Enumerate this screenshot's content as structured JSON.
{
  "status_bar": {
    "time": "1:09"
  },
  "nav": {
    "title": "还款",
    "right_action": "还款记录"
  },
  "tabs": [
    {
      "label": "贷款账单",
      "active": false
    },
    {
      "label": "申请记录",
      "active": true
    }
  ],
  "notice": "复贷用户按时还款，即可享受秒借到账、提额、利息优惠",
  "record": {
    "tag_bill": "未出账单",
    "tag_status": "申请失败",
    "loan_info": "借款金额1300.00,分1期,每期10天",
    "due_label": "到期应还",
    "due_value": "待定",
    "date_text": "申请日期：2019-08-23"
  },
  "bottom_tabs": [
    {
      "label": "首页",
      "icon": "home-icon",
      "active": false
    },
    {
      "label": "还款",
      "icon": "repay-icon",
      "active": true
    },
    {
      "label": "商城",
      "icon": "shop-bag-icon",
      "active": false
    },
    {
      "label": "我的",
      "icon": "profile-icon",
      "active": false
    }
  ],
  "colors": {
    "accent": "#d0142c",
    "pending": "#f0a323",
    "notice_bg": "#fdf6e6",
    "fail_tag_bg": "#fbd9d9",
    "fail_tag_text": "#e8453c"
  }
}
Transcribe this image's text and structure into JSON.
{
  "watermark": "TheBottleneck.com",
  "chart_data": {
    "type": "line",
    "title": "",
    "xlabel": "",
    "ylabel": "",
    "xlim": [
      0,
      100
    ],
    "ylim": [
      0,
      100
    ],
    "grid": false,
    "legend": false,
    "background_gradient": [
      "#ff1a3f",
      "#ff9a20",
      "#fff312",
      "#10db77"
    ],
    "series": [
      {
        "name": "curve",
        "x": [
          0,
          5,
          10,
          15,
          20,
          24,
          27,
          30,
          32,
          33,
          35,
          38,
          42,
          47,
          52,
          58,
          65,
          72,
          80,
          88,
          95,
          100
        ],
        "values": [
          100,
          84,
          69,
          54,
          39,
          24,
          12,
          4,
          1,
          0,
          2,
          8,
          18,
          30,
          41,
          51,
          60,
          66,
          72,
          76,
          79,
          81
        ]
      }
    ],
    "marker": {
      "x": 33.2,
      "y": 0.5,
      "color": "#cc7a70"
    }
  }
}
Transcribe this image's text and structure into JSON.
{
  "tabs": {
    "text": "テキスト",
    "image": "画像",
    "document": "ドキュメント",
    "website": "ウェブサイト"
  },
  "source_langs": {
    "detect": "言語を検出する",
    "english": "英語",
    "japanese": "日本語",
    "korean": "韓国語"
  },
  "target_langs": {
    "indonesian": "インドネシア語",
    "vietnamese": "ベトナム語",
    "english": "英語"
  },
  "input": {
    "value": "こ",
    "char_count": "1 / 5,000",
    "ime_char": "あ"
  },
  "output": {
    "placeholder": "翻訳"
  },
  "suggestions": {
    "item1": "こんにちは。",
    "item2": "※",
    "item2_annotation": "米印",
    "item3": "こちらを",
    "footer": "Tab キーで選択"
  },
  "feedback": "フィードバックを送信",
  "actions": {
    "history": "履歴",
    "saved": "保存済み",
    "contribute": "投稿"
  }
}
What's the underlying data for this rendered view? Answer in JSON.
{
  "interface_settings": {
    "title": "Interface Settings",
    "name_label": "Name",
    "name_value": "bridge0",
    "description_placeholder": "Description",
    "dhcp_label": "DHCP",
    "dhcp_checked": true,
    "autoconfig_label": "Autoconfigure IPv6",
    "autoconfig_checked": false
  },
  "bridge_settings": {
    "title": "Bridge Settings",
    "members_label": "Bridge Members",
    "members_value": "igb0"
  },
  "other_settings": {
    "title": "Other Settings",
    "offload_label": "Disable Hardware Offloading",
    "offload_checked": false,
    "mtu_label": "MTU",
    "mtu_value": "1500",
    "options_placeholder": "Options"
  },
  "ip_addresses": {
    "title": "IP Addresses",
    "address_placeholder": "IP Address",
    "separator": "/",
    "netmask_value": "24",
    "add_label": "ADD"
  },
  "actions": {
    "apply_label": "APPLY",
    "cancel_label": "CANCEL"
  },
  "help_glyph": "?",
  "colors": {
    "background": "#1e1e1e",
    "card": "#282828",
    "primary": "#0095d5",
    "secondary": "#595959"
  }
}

§ GOAL
Repeat the listing above without any change.

§ OUTPUT OF THE TASK
Enumerate this screenshot's content as structured JSON.
{
  "status_bar": {
    "time": "1:09"
  },
  "nav": {
    "title": "还款",
    "right_action": "还款记录"
  },
  "tabs": [
    {
      "label": "贷款账单",
      "active": false
    },
    {
      "label": "申请记录",
      "active": true
    }
  ],
  "notice": "复贷用户按时还款，即可享受秒借到账、提额、利息优惠",
  "record": {
    "tag_bill": "未出账单",
    "tag_status": "申请失败",
    "loan_info": "借款金额1300.00,分1期,每期10天",
    "due_label": "到期应还",
    "due_value": "待定",
    "date_text": "申请日期：2019-08-23"
  },
  "bottom_tabs": [
    {
      "label": "首页",
      "icon": "home-icon",
      "active": false
    },
    {
      "label": "还款",
      "icon": "repay-icon",
      "active": true
    },
    {
      "label": "商城",
      "icon": "shop-bag-icon",
      "active": false
    },
    {
      "label": "我的",
      "icon": "profile-icon",
      "active": false
    }
  ],
  "colors": {
    "accent": "#d0142c",
    "pending": "#f0a323",
    "notice_bg": "#fdf6e6",
    "fail_tag_bg": "#fbd9d9",
    "fail_tag_text": "#e8453c"
  }
}
Transcribe this image's text and structure into JSON.
{
  "watermark": "TheBottleneck.com",
  "chart_data": {
    "type": "line",
    "title": "",
    "xlabel": "",
    "ylabel": "",
    "xlim": [
      0,
      100
    ],
    "ylim": [
      0,
      100
    ],
    "grid": false,
    "legend": false,
    "background_gradient": [
      "#ff1a3f",
      "#ff9a20",
      "#fff312",
      "#10db77"
    ],
    "series": [
      {
        "name": "curve",
        "x": [
          0,
          5,
          10,
          15,
          20,
          24,
          27,
          30,
          32,
          33,
          35,
          38,
          42,
          47,
          52,
          58,
          65,
          72,
          80,
          88,
          95,
          100
        ],
        "values": [
          100,
          84,
          69,
          54,
          39,
          24,
          12,
          4,
          1,
          0,
          2,
          8,
          18,
          30,
          41,
          51,
          60,
          66,
          72,
          76,
          79,
          81
        ]
      }
    ],
    "marker": {
      "x": 33.2,
      "y": 0.5,
      "color": "#cc7a70"
    }
  }
}
Transcribe this image's text and structure into JSON.
{
  "tabs": {
    "text": "テキスト",
    "image": "画像",
    "document": "ドキュメント",
    "website": "ウェブサイト"
  },
  "source_langs": {
    "detect": "言語を検出する",
    "english": "英語",
    "japanese": "日本語",
    "korean": "韓国語"
  },
  "target_langs": {
    "indonesian": "インドネシア語",
    "vietnamese": "ベトナム語",
    "english": "英語"
  },
  "input": {
    "value": "こ",
    "char_count": "1 / 5,000",
    "ime_char": "あ"
  },
  "output": {
    "placeholder": "翻訳"
  },
  "suggestions": {
    "item1": "こんにちは。",
    "item2": "※",
    "item2_annotation": "米印",
    "item3": "こちらを",
    "footer": "Tab キーで選択"
  },
  "feedback": "フィードバックを送信",
  "actions": {
    "history": "履歴",
    "saved": "保存済み",
    "contribute": "投稿"
  }
}
What's the underlying data for this rendered view? Answer in JSON.
{
  "interface_settings": {
    "title": "Interface Settings",
    "name_label": "Name",
    "name_value": "bridge0",
    "description_placeholder": "Description",
    "dhcp_label": "DHCP",
    "dhcp_checked": true,
    "autoconfig_label": "Autoconfigure IPv6",
    "autoconfig_checked": false
  },
  "bridge_settings": {
    "title": "Bridge Settings",
    "members_label": "Bridge Members",
    "members_value": "igb0"
  },
  "other_settings": {
    "title": "Other Settings",
    "offload_label": "Disable Hardware Offloading",
    "offload_checked": false,
    "mtu_label": "MTU",
    "mtu_value": "1500",
    "options_placeholder": "Options"
  },
  "ip_addresses": {
    "title": "IP Addresses",
    "address_placeholder": "IP Address",
    "separator": "/",
    "netmask_value": "24",
    "add_label": "ADD"
  },
  "actions": {
    "apply_label": "APPLY",
    "cancel_label": "CANCEL"
  },
  "help_glyph": "?",
  "colors": {
    "background": "#1e1e1e",
    "card": "#282828",
    "primary": "#0095d5",
    "secondary": "#595959"
  }
}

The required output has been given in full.